Extracts from a graphics dataset
— start —
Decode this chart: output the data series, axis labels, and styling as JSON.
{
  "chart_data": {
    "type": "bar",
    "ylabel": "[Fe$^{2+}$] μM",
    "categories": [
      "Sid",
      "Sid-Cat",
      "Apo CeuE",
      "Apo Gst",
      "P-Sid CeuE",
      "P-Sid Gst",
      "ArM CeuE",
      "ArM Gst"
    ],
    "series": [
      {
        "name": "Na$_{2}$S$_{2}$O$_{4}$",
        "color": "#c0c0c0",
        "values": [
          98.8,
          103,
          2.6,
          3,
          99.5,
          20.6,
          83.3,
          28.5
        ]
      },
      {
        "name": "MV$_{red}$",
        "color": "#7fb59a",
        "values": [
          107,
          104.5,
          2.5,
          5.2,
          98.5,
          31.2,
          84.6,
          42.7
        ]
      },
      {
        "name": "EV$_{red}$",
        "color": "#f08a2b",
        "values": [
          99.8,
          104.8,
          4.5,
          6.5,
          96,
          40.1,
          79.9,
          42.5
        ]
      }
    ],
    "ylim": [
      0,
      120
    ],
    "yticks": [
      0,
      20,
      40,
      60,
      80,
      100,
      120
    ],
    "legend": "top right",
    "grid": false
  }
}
— end —
Every line of the data above should be copied exactly.

Decode this chart: output the data series, axis labels, and styling as JSON.
{
  "chart_data": {
    "type": "bar",
    "ylabel": "[Fe$^{2+}$] μM",
    "categories": [
      "Sid",
      "Sid-Cat",
      "Apo CeuE",
      "Apo Gst",
      "P-Sid CeuE",
      "P-Sid Gst",
      "ArM CeuE",
      "ArM Gst"
    ],
    "series": [
      {
        "name": "Na$_{2}$S$_{2}$O$_{4}$",
        "color": "#c0c0c0",
        "values": [
          98.8,
          103,
          2.6,
          3,
          99.5,
          20.6,
          83.3,
          28.5
        ]
      },
      {
        "name": "MV$_{red}$",
        "color": "#7fb59a",
        "values": [
          107,
          104.5,
          2.5,
          5.2,
          98.5,
          31.2,
          84.6,
          42.7
        ]
      },
      {
        "name": "EV$_{red}$",
        "color": "#f08a2b",
        "values": [
          99.8,
          104.8,
          4.5,
          6.5,
          96,
          40.1,
          79.9,
          42.5
        ]
      }
    ],
    "ylim": [
      0,
      120
    ],
    "yticks": [
      0,
      20,
      40,
      60,
      80,
      100,
      120
    ],
    "legend": "top right",
    "grid": false
  }
}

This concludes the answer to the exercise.